## Material provided
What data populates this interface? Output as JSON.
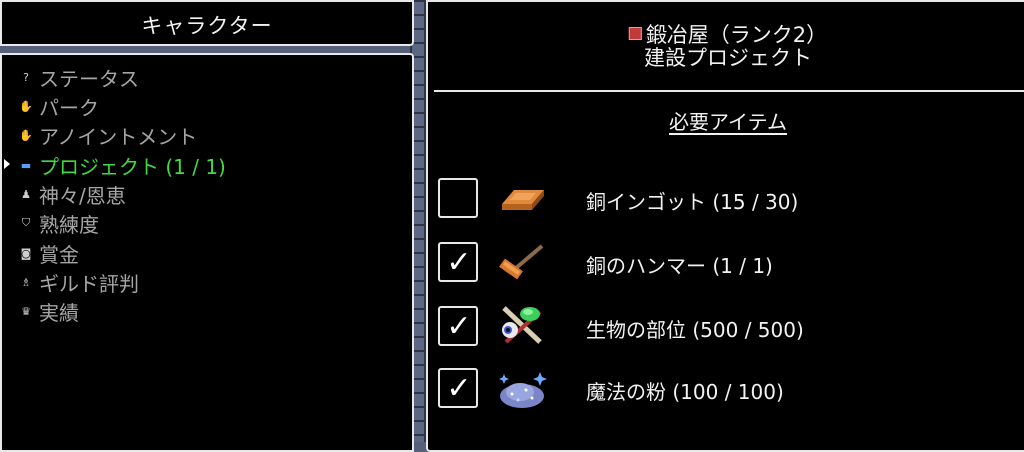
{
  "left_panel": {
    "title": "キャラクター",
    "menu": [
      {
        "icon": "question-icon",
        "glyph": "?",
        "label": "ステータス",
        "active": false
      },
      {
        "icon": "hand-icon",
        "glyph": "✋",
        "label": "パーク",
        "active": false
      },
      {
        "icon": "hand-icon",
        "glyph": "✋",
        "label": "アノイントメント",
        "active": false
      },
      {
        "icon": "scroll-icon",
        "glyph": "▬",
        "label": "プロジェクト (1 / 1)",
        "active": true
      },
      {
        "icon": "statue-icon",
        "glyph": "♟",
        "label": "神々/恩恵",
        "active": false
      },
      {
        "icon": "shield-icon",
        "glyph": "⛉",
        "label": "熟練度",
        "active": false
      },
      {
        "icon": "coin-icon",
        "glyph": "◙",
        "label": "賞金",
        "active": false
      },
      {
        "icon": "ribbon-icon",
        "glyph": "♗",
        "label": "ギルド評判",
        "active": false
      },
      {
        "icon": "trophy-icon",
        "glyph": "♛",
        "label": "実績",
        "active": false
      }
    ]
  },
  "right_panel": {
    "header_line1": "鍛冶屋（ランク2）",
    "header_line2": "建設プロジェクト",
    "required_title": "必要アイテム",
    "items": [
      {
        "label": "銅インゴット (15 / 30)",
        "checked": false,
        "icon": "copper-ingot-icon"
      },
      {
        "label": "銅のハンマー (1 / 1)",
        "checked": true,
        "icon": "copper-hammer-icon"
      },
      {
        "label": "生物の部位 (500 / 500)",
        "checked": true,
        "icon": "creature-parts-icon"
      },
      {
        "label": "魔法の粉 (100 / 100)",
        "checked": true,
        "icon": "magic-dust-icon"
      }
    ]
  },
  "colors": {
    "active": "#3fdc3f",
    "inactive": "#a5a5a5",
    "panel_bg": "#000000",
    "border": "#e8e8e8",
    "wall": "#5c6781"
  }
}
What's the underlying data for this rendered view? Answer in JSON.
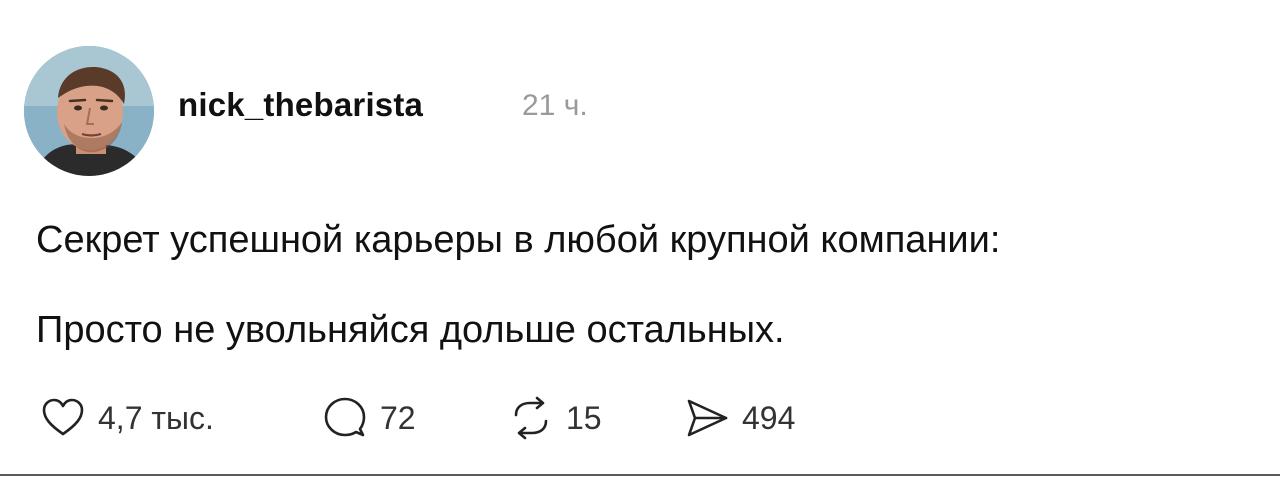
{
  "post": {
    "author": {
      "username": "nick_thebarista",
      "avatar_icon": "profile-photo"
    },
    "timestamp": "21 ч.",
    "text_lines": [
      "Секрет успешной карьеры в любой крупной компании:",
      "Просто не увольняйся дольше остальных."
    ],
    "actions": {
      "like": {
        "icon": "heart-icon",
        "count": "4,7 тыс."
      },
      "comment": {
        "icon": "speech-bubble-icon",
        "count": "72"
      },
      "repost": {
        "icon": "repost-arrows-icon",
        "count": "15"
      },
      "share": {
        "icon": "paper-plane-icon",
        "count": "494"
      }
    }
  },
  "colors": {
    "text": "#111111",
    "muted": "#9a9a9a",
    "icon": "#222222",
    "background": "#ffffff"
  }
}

## Given task
Scan the entries above for the word "JSON" and collect each line holding it.

## Expected answer
What data populates this interface? Output as JSON.
What's the underlying data for this rendered view? Answer in JSON.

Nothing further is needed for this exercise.